## What the task asks
Filter the data below for the string "Morris" and copy each matching line.

## Provided records
★ ★ ★ ★ ★ ★ ★

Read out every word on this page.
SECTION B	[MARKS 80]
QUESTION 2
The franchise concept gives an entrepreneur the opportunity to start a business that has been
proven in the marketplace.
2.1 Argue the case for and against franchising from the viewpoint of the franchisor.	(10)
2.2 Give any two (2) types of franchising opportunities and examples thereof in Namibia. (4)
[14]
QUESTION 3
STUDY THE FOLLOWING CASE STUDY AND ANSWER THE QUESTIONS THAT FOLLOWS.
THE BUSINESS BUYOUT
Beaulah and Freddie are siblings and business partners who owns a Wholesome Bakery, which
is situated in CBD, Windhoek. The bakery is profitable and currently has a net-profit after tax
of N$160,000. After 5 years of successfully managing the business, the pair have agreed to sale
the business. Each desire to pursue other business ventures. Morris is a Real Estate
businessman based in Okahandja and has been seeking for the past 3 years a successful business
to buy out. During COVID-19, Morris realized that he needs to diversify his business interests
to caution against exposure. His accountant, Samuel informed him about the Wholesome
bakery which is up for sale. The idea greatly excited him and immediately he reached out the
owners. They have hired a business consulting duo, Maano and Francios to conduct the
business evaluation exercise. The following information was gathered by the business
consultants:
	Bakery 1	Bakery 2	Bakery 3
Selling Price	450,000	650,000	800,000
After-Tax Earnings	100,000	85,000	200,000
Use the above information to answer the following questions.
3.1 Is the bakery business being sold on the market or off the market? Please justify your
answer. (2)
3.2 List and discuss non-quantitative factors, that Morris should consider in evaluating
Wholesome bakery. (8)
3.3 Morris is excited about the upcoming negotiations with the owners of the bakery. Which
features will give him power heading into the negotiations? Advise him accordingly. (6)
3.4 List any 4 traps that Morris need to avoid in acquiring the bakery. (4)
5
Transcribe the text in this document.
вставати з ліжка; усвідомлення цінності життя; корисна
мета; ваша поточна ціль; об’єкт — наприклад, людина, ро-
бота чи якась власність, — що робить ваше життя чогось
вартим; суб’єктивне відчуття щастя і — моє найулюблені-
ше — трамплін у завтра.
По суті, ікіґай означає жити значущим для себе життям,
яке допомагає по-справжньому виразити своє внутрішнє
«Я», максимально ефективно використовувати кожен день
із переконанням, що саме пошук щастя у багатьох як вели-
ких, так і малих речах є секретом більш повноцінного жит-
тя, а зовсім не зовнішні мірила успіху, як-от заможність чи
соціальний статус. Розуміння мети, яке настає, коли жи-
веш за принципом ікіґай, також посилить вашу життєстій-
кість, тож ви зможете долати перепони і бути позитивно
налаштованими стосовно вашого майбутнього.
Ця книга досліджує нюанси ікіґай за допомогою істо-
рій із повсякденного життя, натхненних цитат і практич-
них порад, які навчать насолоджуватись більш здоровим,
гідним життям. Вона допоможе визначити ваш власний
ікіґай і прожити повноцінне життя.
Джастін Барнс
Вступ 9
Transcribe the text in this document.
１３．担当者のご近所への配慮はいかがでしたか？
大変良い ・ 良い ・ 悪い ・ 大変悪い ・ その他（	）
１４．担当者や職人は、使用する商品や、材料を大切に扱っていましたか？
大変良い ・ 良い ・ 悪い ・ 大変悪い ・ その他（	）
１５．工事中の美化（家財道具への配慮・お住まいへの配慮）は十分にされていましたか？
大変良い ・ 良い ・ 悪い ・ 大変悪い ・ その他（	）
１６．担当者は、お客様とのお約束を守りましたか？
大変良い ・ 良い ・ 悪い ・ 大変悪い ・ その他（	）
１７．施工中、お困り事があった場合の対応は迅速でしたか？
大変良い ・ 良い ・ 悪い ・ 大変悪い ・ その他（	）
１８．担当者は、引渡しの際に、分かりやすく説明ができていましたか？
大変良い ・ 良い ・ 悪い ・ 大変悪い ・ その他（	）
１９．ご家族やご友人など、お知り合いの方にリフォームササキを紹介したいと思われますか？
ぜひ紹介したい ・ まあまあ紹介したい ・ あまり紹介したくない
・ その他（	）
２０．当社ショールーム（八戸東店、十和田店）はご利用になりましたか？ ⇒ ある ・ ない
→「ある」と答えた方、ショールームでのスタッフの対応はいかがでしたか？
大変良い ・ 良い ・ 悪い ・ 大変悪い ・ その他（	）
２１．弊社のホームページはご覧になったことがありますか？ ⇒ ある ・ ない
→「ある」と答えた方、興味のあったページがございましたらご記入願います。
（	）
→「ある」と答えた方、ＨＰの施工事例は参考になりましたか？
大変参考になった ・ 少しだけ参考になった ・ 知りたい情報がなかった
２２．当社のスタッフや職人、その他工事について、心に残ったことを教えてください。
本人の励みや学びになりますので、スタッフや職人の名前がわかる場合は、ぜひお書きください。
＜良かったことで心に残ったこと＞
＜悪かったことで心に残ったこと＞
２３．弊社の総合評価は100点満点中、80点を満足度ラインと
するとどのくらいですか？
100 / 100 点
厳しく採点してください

★ ★ ★ ★ ★ ★ ★

## Answer to the task
the business. Each desire to pursue other business ventures. Morris is a Real Estate
to buy out. During COVID-19, Morris realized that he needs to diversify his business interests
3.2 List and discuss non-quantitative factors, that Morris should consider in evaluating
3.3 Morris is excited about the upcoming negotiations with the owners of the bakery. Which
3.4 List any 4 traps that Morris need to avoid in acquiring the bakery. (4)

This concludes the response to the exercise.